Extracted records
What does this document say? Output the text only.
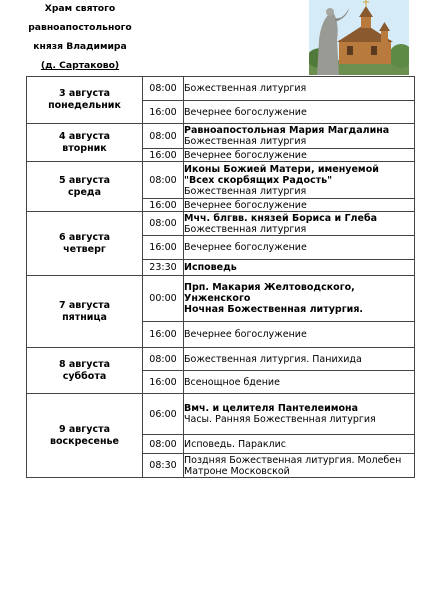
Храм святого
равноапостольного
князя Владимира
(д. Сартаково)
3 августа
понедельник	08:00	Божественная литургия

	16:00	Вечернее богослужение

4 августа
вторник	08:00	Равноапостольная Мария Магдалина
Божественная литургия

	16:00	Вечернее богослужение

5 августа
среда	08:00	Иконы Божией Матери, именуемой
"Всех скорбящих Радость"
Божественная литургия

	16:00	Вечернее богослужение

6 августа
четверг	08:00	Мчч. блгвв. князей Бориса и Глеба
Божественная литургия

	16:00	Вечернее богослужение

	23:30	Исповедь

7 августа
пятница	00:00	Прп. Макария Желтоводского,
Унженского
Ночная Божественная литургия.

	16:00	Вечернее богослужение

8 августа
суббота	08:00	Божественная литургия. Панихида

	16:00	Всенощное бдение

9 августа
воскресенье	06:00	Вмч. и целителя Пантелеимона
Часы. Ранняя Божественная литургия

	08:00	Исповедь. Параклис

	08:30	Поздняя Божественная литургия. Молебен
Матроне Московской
--
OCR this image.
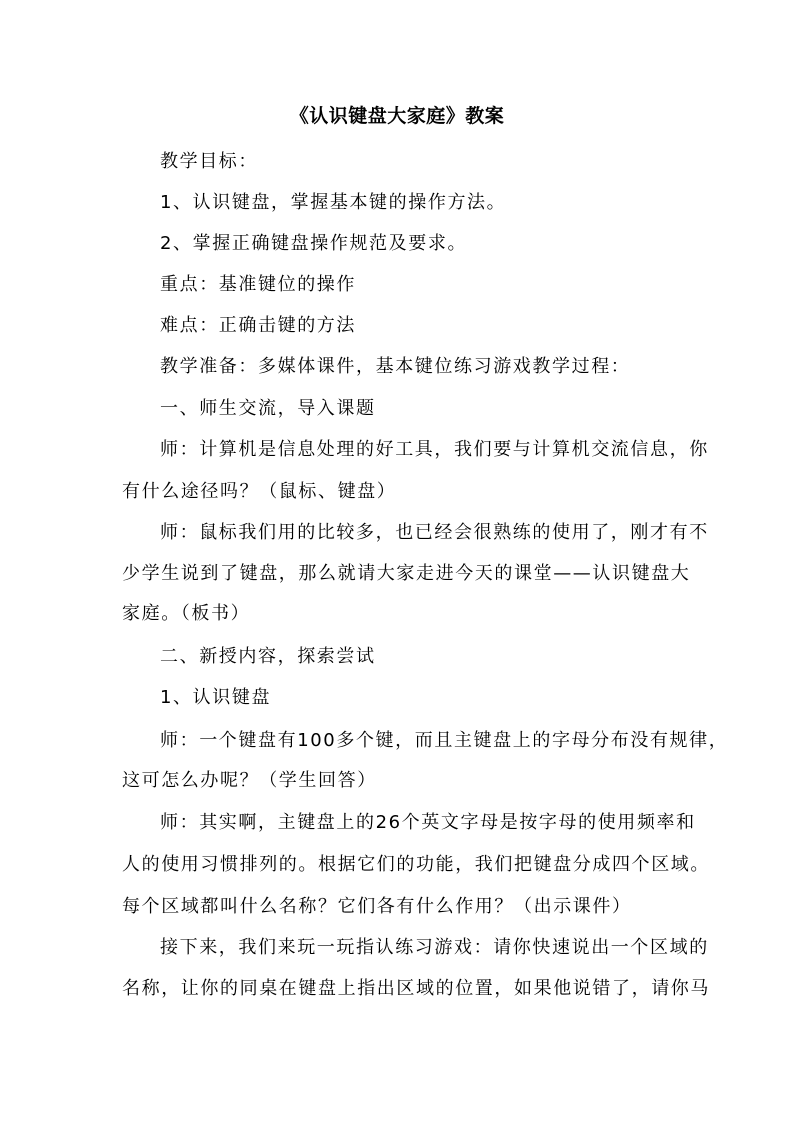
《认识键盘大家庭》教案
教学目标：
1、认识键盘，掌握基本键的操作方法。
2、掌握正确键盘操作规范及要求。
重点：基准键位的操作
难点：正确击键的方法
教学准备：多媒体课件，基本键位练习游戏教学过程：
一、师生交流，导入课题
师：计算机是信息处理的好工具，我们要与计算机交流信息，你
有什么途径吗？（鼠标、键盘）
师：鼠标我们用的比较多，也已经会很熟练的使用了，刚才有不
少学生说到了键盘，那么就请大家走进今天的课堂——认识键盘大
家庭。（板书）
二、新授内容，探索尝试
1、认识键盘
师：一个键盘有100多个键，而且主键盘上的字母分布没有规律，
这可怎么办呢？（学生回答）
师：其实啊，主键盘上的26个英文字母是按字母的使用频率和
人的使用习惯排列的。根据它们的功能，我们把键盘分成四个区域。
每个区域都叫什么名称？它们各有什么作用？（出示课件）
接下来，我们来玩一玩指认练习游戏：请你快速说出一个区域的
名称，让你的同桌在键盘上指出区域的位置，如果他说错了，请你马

## [AIM OF THE TASK]
Using the records above, copy every line that has the word "this" in it.

## [WRITTEN SOLUTION]
What does this document say? Output the text only.
OCR this image.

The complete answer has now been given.